(Work to complete) Return the lines where the word "name" occurs.

(Records to use)
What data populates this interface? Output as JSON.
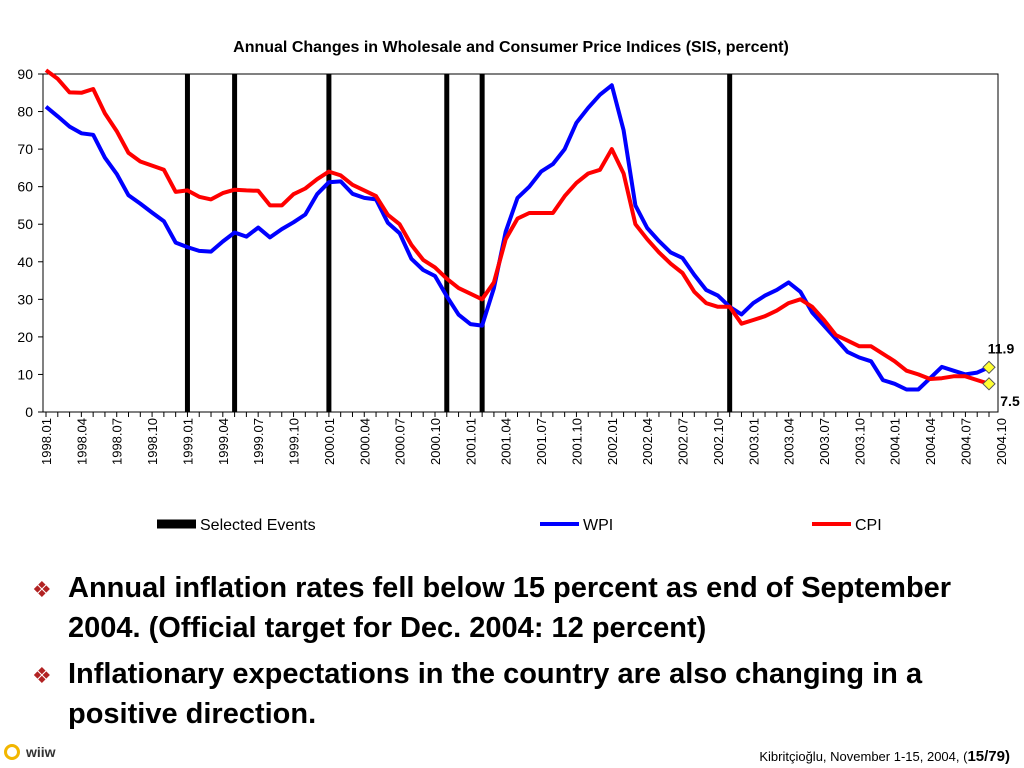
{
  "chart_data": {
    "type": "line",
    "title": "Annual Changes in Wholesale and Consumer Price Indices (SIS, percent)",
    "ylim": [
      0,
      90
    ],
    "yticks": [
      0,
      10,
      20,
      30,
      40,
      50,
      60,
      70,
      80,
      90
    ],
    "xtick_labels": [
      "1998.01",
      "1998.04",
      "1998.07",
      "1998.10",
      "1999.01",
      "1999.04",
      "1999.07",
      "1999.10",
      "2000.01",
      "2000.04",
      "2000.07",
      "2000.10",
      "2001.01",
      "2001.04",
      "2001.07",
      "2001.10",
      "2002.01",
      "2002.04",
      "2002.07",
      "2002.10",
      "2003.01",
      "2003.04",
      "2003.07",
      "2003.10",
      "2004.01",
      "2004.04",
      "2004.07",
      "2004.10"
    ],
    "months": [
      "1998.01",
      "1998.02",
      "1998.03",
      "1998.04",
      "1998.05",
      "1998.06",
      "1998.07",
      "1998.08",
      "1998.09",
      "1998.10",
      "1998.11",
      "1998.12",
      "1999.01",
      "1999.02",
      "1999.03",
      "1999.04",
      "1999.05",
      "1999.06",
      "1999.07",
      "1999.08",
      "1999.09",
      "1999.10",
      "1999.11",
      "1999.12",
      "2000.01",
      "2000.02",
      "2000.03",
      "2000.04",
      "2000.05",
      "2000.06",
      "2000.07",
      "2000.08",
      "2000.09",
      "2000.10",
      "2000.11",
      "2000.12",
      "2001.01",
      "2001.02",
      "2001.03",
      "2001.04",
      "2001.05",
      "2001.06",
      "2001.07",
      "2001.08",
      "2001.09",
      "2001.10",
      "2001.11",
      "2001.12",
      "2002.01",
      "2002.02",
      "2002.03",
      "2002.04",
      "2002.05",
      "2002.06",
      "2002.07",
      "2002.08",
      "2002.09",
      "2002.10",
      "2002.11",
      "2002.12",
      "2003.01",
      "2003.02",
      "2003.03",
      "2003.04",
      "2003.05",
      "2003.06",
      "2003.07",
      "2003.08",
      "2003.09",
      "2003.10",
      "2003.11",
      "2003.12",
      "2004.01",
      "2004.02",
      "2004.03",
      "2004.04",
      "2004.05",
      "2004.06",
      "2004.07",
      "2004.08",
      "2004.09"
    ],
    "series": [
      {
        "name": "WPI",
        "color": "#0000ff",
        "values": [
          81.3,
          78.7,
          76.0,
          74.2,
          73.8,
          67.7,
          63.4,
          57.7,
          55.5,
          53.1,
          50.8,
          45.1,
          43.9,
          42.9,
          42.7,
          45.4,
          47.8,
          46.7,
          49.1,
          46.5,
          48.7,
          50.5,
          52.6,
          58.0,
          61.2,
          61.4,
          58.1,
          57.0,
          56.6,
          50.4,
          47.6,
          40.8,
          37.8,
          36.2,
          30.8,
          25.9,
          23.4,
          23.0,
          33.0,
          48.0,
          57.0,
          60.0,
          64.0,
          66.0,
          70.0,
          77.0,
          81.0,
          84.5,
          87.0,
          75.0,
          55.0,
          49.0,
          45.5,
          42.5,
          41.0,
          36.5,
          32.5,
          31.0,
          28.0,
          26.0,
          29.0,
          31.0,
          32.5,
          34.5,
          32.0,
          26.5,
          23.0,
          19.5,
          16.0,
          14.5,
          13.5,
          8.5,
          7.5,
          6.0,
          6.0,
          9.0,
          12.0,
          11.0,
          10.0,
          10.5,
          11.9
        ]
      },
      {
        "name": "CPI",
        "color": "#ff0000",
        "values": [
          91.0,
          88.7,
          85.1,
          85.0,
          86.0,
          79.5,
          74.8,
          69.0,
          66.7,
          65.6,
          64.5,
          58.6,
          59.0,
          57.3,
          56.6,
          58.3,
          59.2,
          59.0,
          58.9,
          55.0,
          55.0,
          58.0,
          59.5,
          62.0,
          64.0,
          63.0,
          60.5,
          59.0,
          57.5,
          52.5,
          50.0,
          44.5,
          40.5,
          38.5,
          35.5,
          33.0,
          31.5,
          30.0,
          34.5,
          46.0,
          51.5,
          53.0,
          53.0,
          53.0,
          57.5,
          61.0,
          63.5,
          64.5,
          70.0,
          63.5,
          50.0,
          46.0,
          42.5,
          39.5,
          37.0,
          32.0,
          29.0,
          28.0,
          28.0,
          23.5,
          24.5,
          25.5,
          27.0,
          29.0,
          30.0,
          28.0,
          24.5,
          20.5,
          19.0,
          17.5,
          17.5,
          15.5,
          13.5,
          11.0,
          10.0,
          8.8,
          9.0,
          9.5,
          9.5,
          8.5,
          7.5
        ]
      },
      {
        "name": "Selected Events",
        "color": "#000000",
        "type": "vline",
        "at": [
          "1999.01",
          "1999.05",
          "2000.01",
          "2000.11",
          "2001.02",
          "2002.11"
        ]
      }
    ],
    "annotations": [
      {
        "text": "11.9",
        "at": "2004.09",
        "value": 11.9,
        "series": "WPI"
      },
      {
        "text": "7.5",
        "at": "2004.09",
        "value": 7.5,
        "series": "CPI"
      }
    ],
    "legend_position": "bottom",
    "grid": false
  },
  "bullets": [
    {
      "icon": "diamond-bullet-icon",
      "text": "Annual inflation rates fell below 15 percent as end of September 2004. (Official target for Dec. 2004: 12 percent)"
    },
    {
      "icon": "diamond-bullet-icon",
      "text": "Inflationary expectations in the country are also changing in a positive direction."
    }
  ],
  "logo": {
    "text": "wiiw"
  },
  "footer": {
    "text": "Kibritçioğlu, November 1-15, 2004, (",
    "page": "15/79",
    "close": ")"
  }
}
==
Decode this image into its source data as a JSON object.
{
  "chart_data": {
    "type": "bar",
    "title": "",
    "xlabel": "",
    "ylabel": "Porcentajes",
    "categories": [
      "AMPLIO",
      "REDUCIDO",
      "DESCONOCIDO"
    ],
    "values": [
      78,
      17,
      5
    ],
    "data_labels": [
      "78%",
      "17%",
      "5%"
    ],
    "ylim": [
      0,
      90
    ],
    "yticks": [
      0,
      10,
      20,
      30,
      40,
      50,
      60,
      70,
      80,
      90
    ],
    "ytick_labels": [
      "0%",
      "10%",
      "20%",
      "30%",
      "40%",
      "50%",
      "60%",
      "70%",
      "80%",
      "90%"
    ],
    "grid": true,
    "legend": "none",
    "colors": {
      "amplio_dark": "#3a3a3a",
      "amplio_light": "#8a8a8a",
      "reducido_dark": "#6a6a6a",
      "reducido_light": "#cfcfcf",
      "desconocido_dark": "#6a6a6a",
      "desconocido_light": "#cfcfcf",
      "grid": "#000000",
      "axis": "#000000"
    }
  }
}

(Output)
        "name": "WPI",
        "name": "CPI",
        "name": "Selected Events",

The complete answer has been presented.